start DATA FOR THE TASK

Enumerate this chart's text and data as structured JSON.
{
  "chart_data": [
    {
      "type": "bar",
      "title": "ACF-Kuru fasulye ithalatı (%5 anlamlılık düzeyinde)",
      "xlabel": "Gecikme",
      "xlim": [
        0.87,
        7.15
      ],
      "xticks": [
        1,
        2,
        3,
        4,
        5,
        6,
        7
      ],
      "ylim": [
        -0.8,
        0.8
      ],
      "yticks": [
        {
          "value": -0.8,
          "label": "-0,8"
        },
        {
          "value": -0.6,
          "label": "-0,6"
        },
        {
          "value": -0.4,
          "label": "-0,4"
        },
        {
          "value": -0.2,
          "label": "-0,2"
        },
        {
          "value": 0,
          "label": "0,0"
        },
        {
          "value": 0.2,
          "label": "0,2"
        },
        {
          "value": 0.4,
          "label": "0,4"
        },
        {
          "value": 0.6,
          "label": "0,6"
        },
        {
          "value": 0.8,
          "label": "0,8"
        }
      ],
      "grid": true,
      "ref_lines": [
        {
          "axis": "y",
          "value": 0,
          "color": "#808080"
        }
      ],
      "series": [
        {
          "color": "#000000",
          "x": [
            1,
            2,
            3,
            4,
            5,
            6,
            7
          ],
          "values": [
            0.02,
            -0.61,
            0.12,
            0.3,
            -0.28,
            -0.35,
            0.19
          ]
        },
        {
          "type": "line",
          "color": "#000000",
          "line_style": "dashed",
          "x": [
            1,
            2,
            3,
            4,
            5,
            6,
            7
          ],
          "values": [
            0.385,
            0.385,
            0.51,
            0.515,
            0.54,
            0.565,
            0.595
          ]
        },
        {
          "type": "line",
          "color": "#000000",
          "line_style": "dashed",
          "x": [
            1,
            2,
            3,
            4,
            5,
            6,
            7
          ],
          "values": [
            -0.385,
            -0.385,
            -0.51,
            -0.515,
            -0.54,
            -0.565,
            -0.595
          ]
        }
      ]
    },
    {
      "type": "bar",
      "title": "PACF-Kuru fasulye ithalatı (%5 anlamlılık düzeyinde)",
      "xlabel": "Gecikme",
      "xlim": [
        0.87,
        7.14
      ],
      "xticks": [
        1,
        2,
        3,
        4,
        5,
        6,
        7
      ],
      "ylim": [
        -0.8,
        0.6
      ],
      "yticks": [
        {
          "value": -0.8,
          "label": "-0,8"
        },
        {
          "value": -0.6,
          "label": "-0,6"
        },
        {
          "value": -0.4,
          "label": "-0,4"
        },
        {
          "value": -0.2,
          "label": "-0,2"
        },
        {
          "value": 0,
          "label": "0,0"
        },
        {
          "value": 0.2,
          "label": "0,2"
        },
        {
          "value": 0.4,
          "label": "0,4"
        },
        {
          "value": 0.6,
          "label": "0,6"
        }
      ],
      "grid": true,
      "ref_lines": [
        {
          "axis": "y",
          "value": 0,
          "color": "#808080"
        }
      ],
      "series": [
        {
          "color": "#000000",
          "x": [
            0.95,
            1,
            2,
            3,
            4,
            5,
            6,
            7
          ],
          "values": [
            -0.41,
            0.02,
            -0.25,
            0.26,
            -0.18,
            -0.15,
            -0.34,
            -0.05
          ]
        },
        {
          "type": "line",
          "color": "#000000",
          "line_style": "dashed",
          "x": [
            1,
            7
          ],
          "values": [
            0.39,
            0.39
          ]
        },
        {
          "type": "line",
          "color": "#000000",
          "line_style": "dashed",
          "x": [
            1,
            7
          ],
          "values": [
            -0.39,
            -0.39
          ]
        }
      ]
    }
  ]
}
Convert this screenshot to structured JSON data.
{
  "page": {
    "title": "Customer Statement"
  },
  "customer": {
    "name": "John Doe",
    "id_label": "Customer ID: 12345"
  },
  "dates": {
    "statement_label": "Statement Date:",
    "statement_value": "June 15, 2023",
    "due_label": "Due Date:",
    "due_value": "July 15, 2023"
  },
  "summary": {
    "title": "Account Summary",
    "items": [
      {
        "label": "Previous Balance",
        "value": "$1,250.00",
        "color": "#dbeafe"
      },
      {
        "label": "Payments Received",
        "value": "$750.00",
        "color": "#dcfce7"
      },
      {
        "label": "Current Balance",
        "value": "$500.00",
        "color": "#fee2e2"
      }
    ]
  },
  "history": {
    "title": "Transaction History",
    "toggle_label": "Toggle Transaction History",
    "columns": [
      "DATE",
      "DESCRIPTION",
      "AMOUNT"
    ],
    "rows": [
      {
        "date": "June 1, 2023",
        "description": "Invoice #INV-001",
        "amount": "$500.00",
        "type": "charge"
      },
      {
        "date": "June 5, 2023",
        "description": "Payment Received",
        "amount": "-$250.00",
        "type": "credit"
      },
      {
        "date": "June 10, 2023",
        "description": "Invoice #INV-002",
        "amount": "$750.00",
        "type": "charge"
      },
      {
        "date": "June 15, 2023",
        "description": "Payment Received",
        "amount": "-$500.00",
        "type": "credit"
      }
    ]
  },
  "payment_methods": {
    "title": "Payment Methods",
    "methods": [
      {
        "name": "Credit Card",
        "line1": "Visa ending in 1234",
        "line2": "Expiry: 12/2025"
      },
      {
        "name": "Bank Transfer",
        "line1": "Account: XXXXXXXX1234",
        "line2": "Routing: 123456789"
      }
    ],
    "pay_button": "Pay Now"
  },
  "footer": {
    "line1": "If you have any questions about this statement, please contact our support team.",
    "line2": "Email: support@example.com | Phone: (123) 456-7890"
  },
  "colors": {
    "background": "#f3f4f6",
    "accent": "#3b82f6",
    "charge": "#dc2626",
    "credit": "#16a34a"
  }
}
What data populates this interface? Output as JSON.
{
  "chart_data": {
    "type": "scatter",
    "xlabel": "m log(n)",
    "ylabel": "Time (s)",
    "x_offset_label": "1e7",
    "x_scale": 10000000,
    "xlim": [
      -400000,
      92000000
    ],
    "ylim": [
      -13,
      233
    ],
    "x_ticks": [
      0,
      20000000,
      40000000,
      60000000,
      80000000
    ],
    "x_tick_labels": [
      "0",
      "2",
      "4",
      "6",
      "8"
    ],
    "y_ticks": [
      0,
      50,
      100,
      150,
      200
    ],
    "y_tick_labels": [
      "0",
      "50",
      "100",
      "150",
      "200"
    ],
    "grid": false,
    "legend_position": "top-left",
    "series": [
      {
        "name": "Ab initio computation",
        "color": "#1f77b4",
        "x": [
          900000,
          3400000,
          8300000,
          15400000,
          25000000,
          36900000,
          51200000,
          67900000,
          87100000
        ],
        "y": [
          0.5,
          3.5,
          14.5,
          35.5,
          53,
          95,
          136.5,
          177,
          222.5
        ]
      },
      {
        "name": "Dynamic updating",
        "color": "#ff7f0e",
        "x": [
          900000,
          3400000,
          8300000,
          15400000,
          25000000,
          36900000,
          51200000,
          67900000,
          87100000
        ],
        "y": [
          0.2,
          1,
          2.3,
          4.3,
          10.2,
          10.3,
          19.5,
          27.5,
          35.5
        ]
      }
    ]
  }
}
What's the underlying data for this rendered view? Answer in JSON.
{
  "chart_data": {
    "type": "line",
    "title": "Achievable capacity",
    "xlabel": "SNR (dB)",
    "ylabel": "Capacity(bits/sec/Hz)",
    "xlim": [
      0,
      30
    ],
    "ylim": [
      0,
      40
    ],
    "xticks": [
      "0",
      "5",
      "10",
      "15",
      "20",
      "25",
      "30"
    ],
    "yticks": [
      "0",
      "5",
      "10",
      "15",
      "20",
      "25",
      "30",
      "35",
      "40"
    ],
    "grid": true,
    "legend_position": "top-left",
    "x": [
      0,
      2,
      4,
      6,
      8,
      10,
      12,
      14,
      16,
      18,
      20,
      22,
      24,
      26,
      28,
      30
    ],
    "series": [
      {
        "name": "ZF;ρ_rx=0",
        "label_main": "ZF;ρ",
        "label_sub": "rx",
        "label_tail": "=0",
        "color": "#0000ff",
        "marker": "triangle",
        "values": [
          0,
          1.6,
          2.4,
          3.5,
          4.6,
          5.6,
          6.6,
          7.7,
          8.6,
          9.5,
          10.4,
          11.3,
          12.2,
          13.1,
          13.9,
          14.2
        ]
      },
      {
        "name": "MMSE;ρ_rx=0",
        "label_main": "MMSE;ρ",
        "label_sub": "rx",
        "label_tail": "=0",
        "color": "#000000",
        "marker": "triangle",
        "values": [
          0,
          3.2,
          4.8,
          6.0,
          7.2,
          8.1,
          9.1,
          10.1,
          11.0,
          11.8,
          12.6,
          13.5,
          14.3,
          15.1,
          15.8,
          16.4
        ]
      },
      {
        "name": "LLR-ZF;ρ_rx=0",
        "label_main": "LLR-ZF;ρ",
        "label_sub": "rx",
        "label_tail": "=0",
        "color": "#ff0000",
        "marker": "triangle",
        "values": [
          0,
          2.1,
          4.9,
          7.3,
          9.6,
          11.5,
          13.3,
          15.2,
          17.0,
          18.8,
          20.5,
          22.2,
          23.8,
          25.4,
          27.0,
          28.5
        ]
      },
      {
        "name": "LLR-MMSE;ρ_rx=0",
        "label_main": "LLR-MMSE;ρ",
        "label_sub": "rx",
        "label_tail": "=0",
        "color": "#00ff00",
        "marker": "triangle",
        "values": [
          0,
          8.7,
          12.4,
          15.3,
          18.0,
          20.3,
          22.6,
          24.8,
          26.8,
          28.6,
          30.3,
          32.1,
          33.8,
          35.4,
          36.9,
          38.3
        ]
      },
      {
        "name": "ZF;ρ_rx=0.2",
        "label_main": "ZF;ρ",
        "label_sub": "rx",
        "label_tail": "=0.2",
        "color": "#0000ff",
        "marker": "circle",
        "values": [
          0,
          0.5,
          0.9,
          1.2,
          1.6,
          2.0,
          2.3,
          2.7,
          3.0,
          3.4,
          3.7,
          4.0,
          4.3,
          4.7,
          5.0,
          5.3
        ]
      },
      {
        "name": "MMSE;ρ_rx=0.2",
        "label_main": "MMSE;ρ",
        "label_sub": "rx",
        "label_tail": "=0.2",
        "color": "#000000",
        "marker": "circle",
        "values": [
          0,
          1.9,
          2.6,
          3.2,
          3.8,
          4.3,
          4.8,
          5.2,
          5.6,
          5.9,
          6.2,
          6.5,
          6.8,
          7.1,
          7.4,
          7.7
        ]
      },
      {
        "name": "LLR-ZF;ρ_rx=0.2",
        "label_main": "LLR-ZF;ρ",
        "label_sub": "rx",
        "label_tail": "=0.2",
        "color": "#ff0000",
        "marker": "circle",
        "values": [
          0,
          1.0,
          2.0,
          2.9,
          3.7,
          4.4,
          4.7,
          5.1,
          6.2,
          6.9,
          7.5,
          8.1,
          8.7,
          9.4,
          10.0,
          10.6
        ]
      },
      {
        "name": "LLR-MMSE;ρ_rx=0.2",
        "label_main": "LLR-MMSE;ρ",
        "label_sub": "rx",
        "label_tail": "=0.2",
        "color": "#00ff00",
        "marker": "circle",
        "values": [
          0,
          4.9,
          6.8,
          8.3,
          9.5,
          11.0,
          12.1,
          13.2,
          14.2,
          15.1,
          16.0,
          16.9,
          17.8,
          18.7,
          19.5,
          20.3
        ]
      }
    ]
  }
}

end DATA FOR THE TASK

§ **GIVEN TASK**
Filter the entries and copy out every line with the word "support".

§ **SOLUTION FOR THIS EXERCISE**
    "line1": "If you have any questions about this statement, please contact our support team.",
    "line2": "Email: support@example.com | Phone: (123) 456-7890"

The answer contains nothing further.